> **Stated goal**:
Spot each line in the records below where the word "Change" occurs, then copy it.

(Entries taken from a collection)
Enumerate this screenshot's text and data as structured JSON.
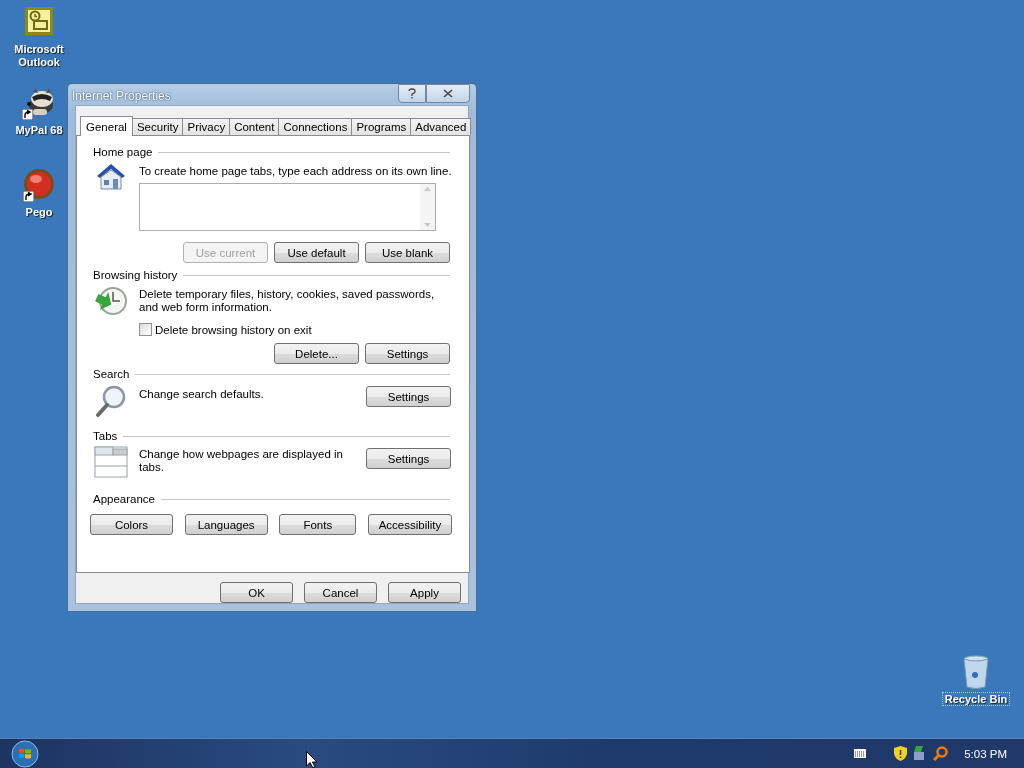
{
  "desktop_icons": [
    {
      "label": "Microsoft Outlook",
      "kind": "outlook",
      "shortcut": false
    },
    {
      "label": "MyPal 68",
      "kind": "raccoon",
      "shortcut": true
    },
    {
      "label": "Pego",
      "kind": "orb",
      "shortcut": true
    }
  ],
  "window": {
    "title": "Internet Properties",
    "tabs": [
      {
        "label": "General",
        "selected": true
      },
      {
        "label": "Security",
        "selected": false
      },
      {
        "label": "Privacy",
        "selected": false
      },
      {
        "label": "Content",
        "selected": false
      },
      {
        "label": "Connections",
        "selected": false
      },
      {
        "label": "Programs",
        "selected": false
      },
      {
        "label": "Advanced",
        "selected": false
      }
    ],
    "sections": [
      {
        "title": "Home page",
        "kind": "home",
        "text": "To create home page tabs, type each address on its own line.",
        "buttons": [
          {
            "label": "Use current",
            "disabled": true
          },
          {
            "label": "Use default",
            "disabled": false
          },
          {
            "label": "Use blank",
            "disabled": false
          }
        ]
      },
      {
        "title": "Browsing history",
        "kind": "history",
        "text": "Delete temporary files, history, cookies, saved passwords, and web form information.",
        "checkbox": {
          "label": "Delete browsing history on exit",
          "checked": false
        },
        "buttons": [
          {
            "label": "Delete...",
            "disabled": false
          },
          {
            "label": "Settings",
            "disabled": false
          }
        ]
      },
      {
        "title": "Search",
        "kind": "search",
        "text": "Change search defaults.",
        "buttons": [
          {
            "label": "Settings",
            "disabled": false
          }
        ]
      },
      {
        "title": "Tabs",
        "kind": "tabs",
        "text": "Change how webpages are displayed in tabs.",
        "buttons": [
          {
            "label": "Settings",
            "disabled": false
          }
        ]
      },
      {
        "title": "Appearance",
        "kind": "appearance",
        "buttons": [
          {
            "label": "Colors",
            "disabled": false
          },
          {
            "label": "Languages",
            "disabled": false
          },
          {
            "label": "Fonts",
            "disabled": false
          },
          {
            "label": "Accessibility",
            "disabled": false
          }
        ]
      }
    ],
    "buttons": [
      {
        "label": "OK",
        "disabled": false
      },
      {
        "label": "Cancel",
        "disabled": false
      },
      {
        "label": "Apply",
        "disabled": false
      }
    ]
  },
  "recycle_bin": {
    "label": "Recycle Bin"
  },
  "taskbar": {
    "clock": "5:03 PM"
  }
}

> **Written response**:
        "text": "Change search defaults.",
        "text": "Change how webpages are displayed in tabs.",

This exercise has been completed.